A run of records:
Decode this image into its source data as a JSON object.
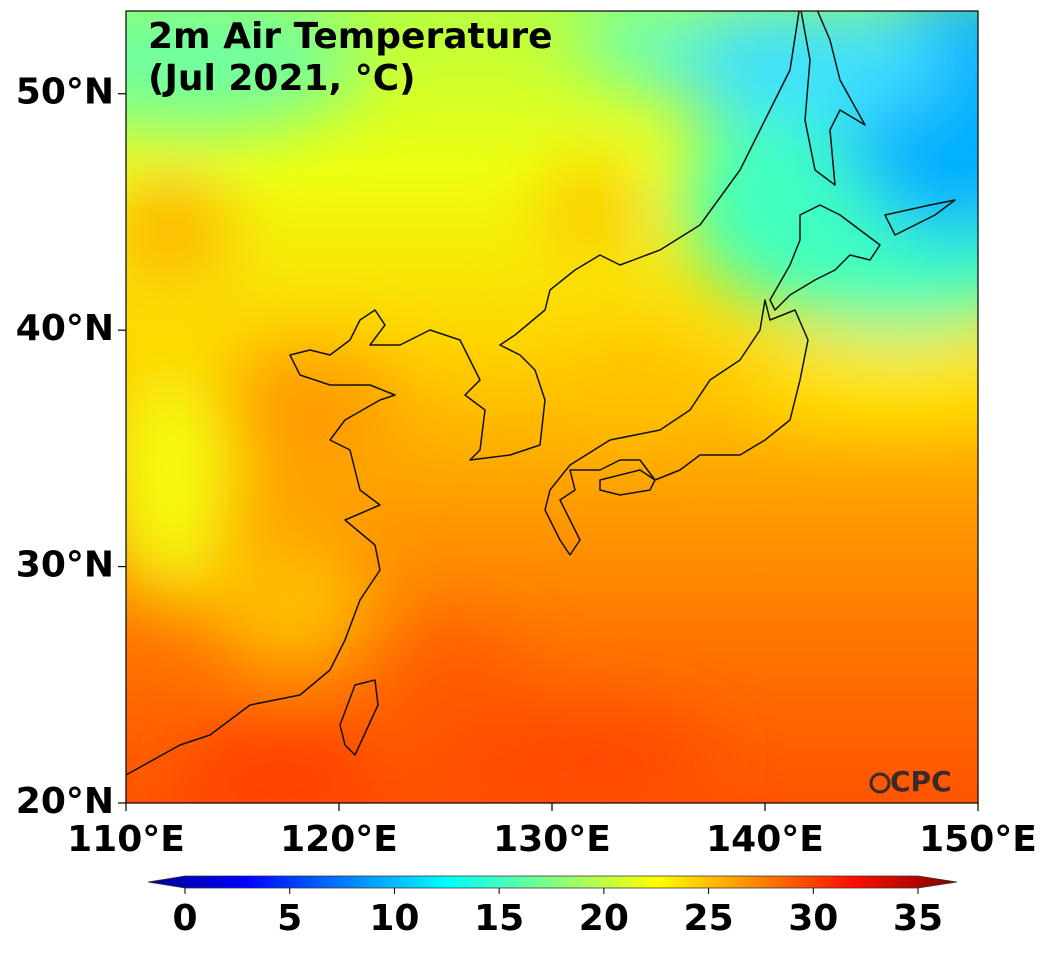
{
  "chart_data": {
    "type": "map",
    "title": [
      "2m Air Temperature",
      "(Jul 2021, °C)"
    ],
    "xlim": [
      110,
      150
    ],
    "xticks": [
      {
        "value": 110,
        "label": "110°E"
      },
      {
        "value": 120,
        "label": "120°E"
      },
      {
        "value": 130,
        "label": "130°E"
      },
      {
        "value": 140,
        "label": "140°E"
      },
      {
        "value": 150,
        "label": "150°E"
      }
    ],
    "ylim": [
      20,
      53.5
    ],
    "yticks": [
      {
        "value": 20,
        "label": "20°N"
      },
      {
        "value": 30,
        "label": "30°N"
      },
      {
        "value": 40,
        "label": "40°N"
      },
      {
        "value": 50,
        "label": "50°N"
      }
    ],
    "colorbar": {
      "lim": [
        0,
        35
      ],
      "ticks": [
        0,
        5,
        10,
        15,
        20,
        25,
        30,
        35
      ]
    },
    "logo": "CPC"
  }
}
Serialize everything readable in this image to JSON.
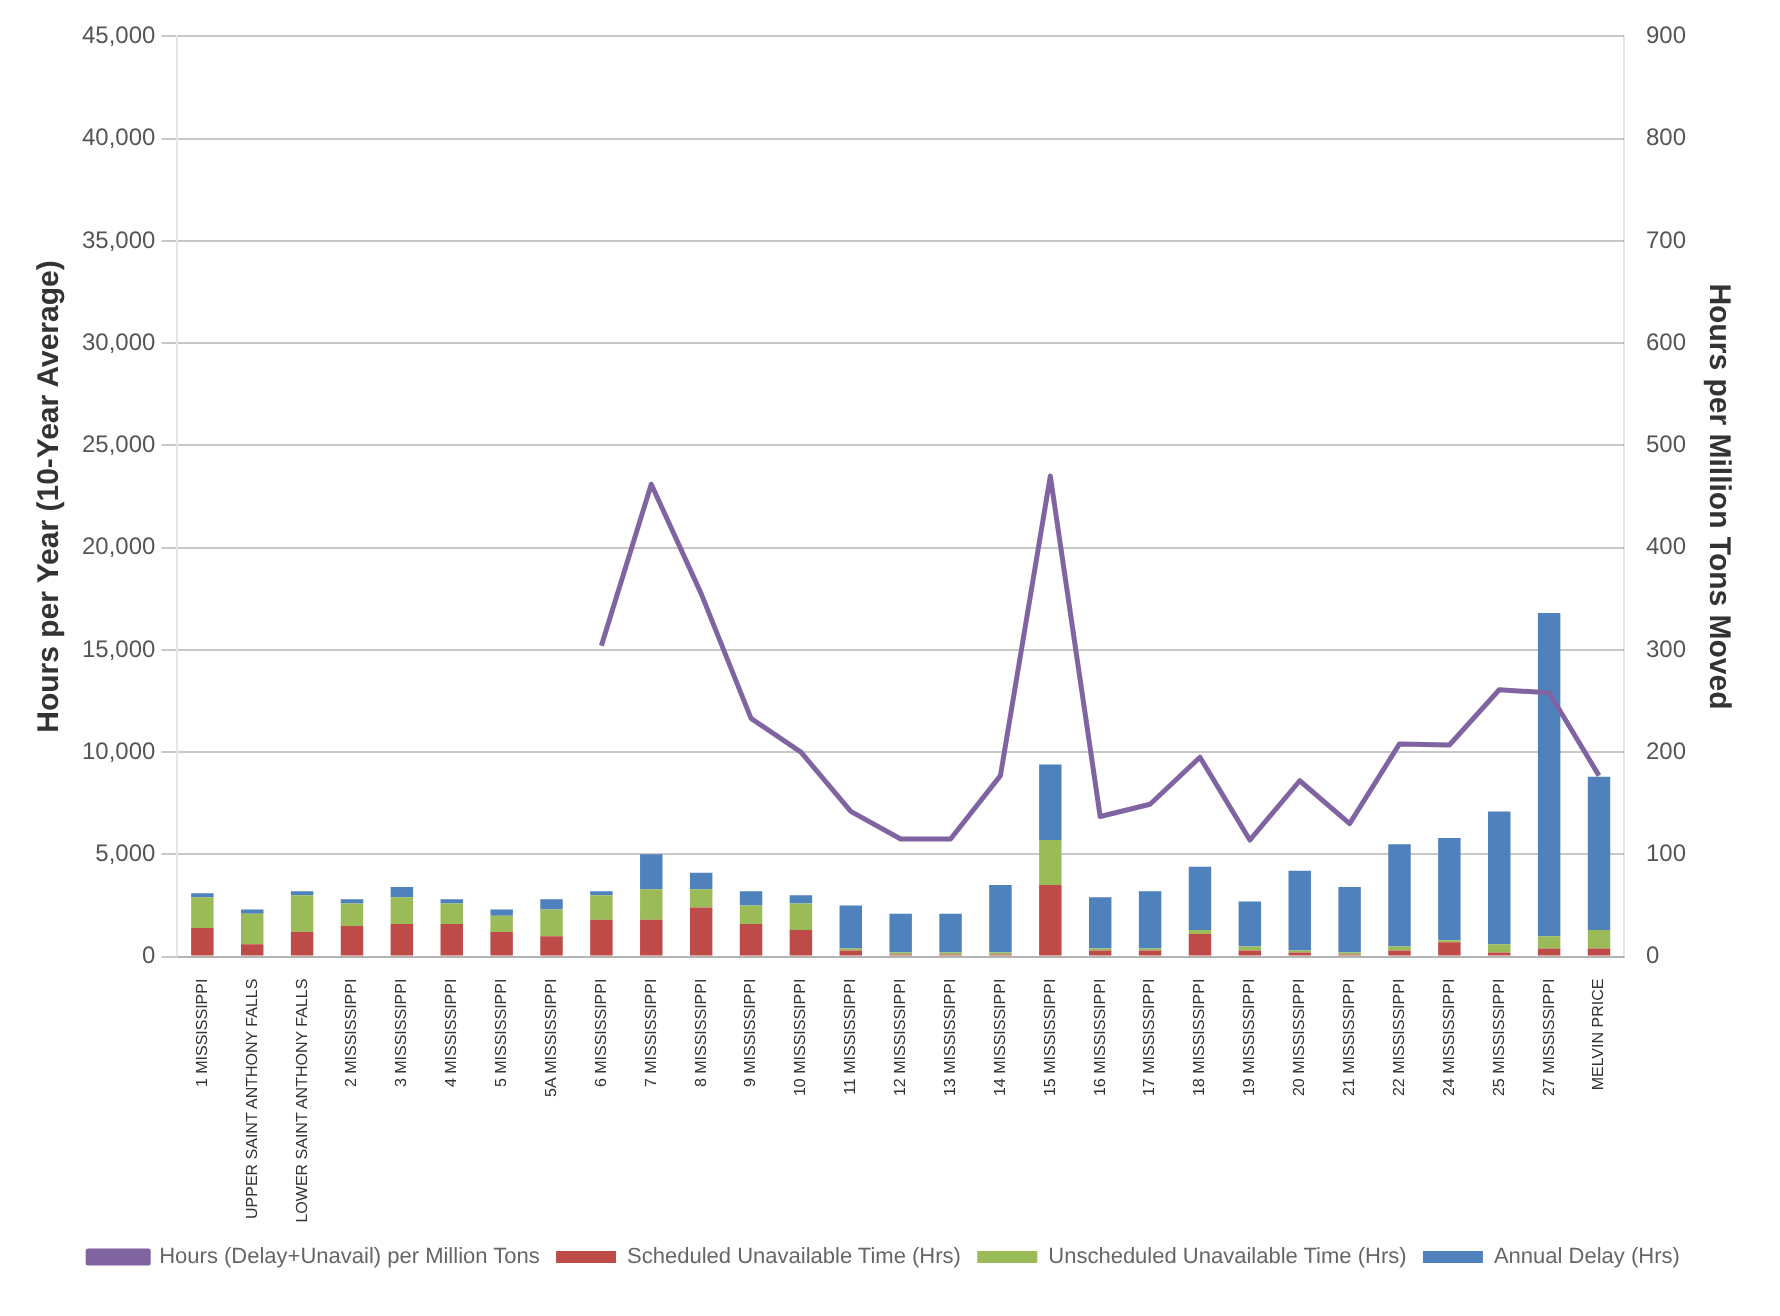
{
  "chart_data": {
    "type": "bar",
    "stacked": true,
    "ylabel": "Hours per Year (10-Year Average)",
    "y2label": "Hours per Million Tons Moved",
    "categories": [
      "1 MISSISSIPPI",
      "UPPER SAINT ANTHONY FALLS",
      "LOWER SAINT ANTHONY FALLS",
      "2 MISSISSIPPI",
      "3 MISSISSIPPI",
      "4 MISSISSIPPI",
      "5 MISSISSIPPI",
      "5A MISSISSIPPI",
      "6 MISSISSIPPI",
      "7 MISSISSIPPI",
      "8 MISSISSIPPI",
      "9 MISSISSIPPI",
      "10 MISSISSIPPI",
      "11 MISSISSIPPI",
      "12 MISSISSIPPI",
      "13 MISSISSIPPI",
      "14 MISSISSIPPI",
      "15 MISSISSIPPI",
      "16 MISSISSIPPI",
      "17 MISSISSIPPI",
      "18 MISSISSIPPI",
      "19 MISSISSIPPI",
      "20 MISSISSIPPI",
      "21 MISSISSIPPI",
      "22 MISSISSIPPI",
      "24 MISSISSIPPI",
      "25 MISSISSIPPI",
      "27 MISSISSIPPI",
      "MELVIN PRICE"
    ],
    "series": [
      {
        "name": "Scheduled Unavailable Time (Hrs)",
        "color": "#be4b48",
        "values": [
          1400,
          600,
          1200,
          1500,
          1600,
          1600,
          1200,
          1000,
          1800,
          1800,
          2400,
          1600,
          1300,
          300,
          100,
          100,
          100,
          3500,
          300,
          300,
          1100,
          300,
          200,
          100,
          300,
          700,
          200,
          400,
          400
        ]
      },
      {
        "name": "Unscheduled Unavailable Time (Hrs)",
        "color": "#9bbb59",
        "values": [
          1500,
          1500,
          1800,
          1100,
          1300,
          1000,
          800,
          1300,
          1200,
          1500,
          900,
          900,
          1300,
          100,
          100,
          100,
          100,
          2200,
          100,
          100,
          200,
          200,
          100,
          100,
          200,
          100,
          400,
          600,
          900
        ]
      },
      {
        "name": "Annual Delay (Hrs)",
        "color": "#4f81bd",
        "values": [
          200,
          200,
          200,
          200,
          500,
          200,
          300,
          500,
          200,
          1700,
          800,
          700,
          400,
          2100,
          1900,
          1900,
          3300,
          3700,
          2500,
          2800,
          3100,
          2200,
          3900,
          3200,
          5000,
          5000,
          6500,
          15800,
          7500
        ]
      },
      {
        "name": "Hours (Delay+Unavail) per Million Tons",
        "color": "#8064a2",
        "type": "line",
        "axis": "y2",
        "values": [
          null,
          null,
          null,
          null,
          null,
          null,
          null,
          null,
          304,
          462,
          355,
          233,
          200,
          142,
          115,
          115,
          177,
          470,
          137,
          149,
          195,
          114,
          172,
          130,
          208,
          207,
          261,
          258,
          177
        ]
      }
    ],
    "ylim": [
      0,
      45000
    ],
    "yticks": [
      0,
      {
        "value": 5000,
        "label": "5,000"
      },
      {
        "value": 10000,
        "label": "10,000"
      },
      {
        "value": 15000,
        "label": "15,000"
      },
      {
        "value": 20000,
        "label": "20,000"
      },
      {
        "value": 25000,
        "label": "25,000"
      },
      {
        "value": 30000,
        "label": "30,000"
      },
      {
        "value": 35000,
        "label": "35,000"
      },
      {
        "value": 40000,
        "label": "40,000"
      },
      {
        "value": 45000,
        "label": "45,000"
      }
    ],
    "y2lim": [
      0,
      900
    ],
    "y2ticks": [
      0,
      100,
      200,
      300,
      400,
      500,
      600,
      700,
      800,
      900
    ],
    "grid": "y",
    "legend": "bottom"
  }
}
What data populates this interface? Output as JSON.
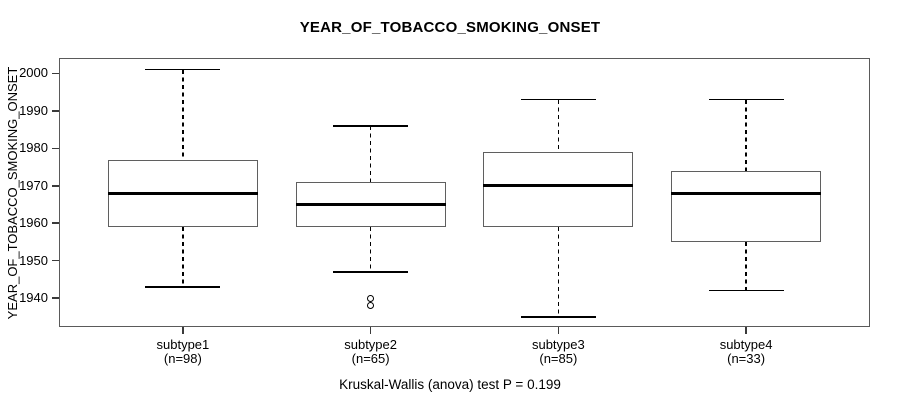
{
  "title": "YEAR_OF_TOBACCO_SMOKING_ONSET",
  "footer_note": "Kruskal-Wallis (anova) test P = 0.199",
  "chart_data": {
    "type": "boxplot",
    "title": "YEAR_OF_TOBACCO_SMOKING_ONSET",
    "ylabel": "YEAR_OF_TOBACCO_SMOKING_ONSET",
    "xlabel": "",
    "annotation": "Kruskal-Wallis (anova) test P = 0.199",
    "ylim": [
      1932.3,
      2004.1
    ],
    "yticks": [
      1940,
      1950,
      1960,
      1970,
      1980,
      1990,
      2000
    ],
    "grid": false,
    "legend": "none",
    "categories": [
      {
        "label": "subtype1",
        "sublabel": "(n=98)",
        "n": 98,
        "whisker_low": 1943,
        "q1": 1959,
        "median": 1968,
        "q3": 1977,
        "whisker_high": 2001,
        "outliers": []
      },
      {
        "label": "subtype2",
        "sublabel": "(n=65)",
        "n": 65,
        "whisker_low": 1947,
        "q1": 1959,
        "median": 1965,
        "q3": 1971,
        "whisker_high": 1986,
        "outliers": [
          1940,
          1938
        ]
      },
      {
        "label": "subtype3",
        "sublabel": "(n=85)",
        "n": 85,
        "whisker_low": 1935,
        "q1": 1959,
        "median": 1970,
        "q3": 1979,
        "whisker_high": 1993,
        "outliers": []
      },
      {
        "label": "subtype4",
        "sublabel": "(n=33)",
        "n": 33,
        "whisker_low": 1942,
        "q1": 1955,
        "median": 1968,
        "q3": 1974,
        "whisker_high": 1993,
        "outliers": []
      }
    ],
    "colors": {
      "background": "#ffffff",
      "text": "#000000",
      "box_border": "#5f5f5f",
      "median": "#000000",
      "whisker": "#000000",
      "axis": "#3a3a3a"
    }
  }
}
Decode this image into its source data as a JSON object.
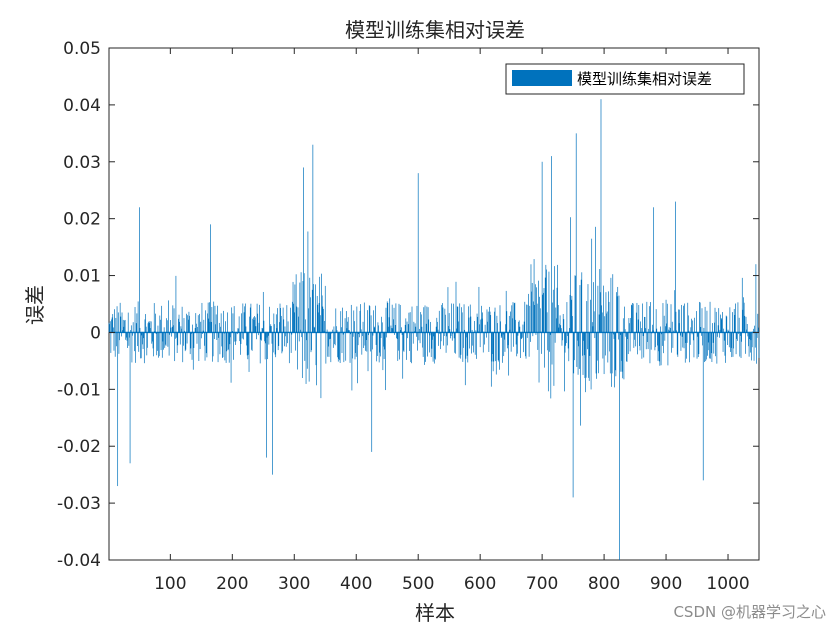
{
  "watermark": "CSDN @机器学习之心",
  "colors": {
    "bar": "#0072BD",
    "axis": "#262626"
  },
  "chart_data": {
    "type": "bar",
    "title": "模型训练集相对误差",
    "xlabel": "样本",
    "ylabel": "误差",
    "legend": {
      "entries": [
        "模型训练集相对误差"
      ],
      "position": "top-right"
    },
    "xlim": [
      1,
      1050
    ],
    "ylim": [
      -0.04,
      0.05
    ],
    "xticks": [
      100,
      200,
      300,
      400,
      500,
      600,
      700,
      800,
      900,
      1000
    ],
    "yticks": [
      -0.04,
      -0.03,
      -0.02,
      -0.01,
      0,
      0.01,
      0.02,
      0.03,
      0.04,
      0.05
    ],
    "ytick_labels": [
      "-0.04",
      "-0.03",
      "-0.02",
      "-0.01",
      "0",
      "0.01",
      "0.02",
      "0.03",
      "0.04",
      "0.05"
    ],
    "n_samples": 1050,
    "notable_points": [
      {
        "x": 15,
        "y": -0.027
      },
      {
        "x": 35,
        "y": -0.023
      },
      {
        "x": 50,
        "y": 0.022
      },
      {
        "x": 165,
        "y": 0.019
      },
      {
        "x": 255,
        "y": -0.022
      },
      {
        "x": 265,
        "y": -0.025
      },
      {
        "x": 315,
        "y": 0.029
      },
      {
        "x": 330,
        "y": 0.033
      },
      {
        "x": 425,
        "y": -0.021
      },
      {
        "x": 500,
        "y": 0.028
      },
      {
        "x": 700,
        "y": 0.03
      },
      {
        "x": 715,
        "y": 0.031
      },
      {
        "x": 750,
        "y": -0.029
      },
      {
        "x": 755,
        "y": 0.035
      },
      {
        "x": 795,
        "y": 0.041
      },
      {
        "x": 825,
        "y": -0.04
      },
      {
        "x": 880,
        "y": 0.022
      },
      {
        "x": 915,
        "y": 0.023
      },
      {
        "x": 960,
        "y": -0.026
      },
      {
        "x": 1045,
        "y": 0.012
      }
    ]
  }
}
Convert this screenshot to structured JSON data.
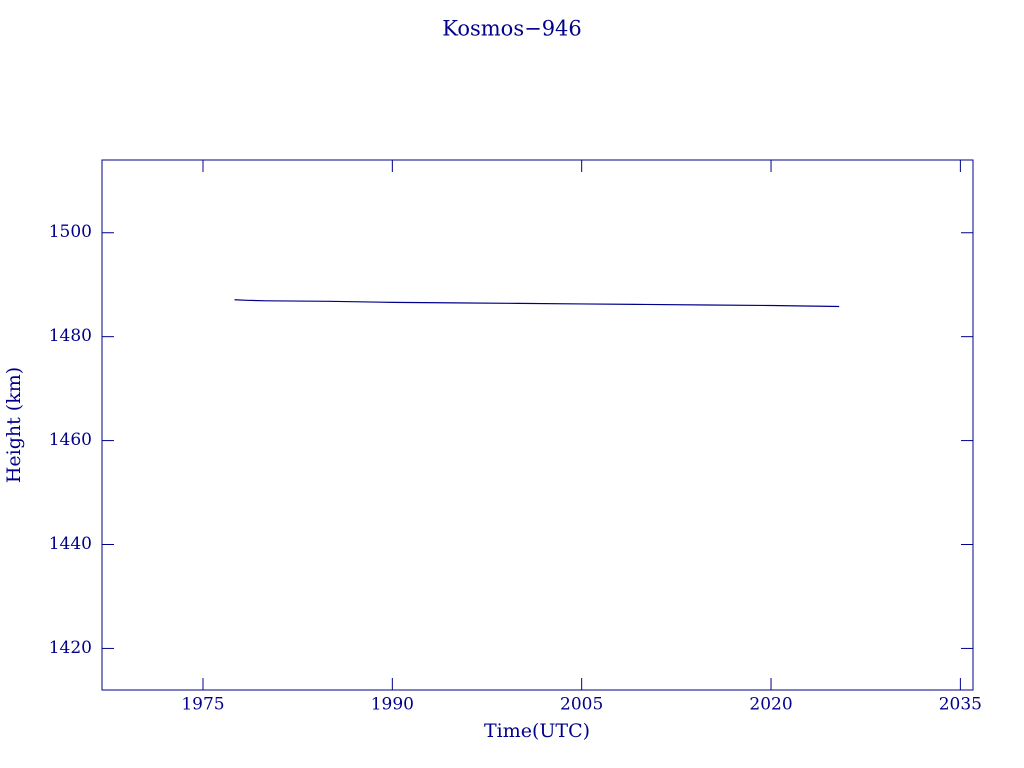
{
  "chart_data": {
    "type": "line",
    "title": "Kosmos−946",
    "x_label": "Time(UTC)",
    "y_label": "Height (km)",
    "x": [
      1977.5,
      1978.5,
      1980,
      1985,
      1990,
      1995,
      2000,
      2005,
      2010,
      2015,
      2020,
      2025.4
    ],
    "series": [
      {
        "name": "Kosmos−946",
        "color": "#00008b",
        "values": [
          1487.1,
          1487.0,
          1486.9,
          1486.8,
          1486.6,
          1486.5,
          1486.4,
          1486.3,
          1486.2,
          1486.1,
          1486.0,
          1485.8
        ]
      }
    ],
    "xlim": [
      1967,
      2036
    ],
    "xticks": [
      1975,
      1990,
      2005,
      2020,
      2035
    ],
    "ylim": [
      1412,
      1514
    ],
    "yticks": [
      1420,
      1440,
      1460,
      1480,
      1500
    ],
    "grid": false,
    "color": "#00008b"
  }
}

THE PROBLEM
Write out exactly the lines from the one containing "Convert this screenshot" through the last line of the records above, both ends included, and leave out any pictures.

TASK ANSWER
Convert this screenshot to structured JSON data.
{
  "chart_data": {
    "type": "line",
    "title": "Kosmos−946",
    "x_label": "Time(UTC)",
    "y_label": "Height (km)",
    "x": [
      1977.5,
      1978.5,
      1980,
      1985,
      1990,
      1995,
      2000,
      2005,
      2010,
      2015,
      2020,
      2025.4
    ],
    "series": [
      {
        "name": "Kosmos−946",
        "color": "#00008b",
        "values": [
          1487.1,
          1487.0,
          1486.9,
          1486.8,
          1486.6,
          1486.5,
          1486.4,
          1486.3,
          1486.2,
          1486.1,
          1486.0,
          1485.8
        ]
      }
    ],
    "xlim": [
      1967,
      2036
    ],
    "xticks": [
      1975,
      1990,
      2005,
      2020,
      2035
    ],
    "ylim": [
      1412,
      1514
    ],
    "yticks": [
      1420,
      1440,
      1460,
      1480,
      1500
    ],
    "grid": false,
    "color": "#00008b"
  }
}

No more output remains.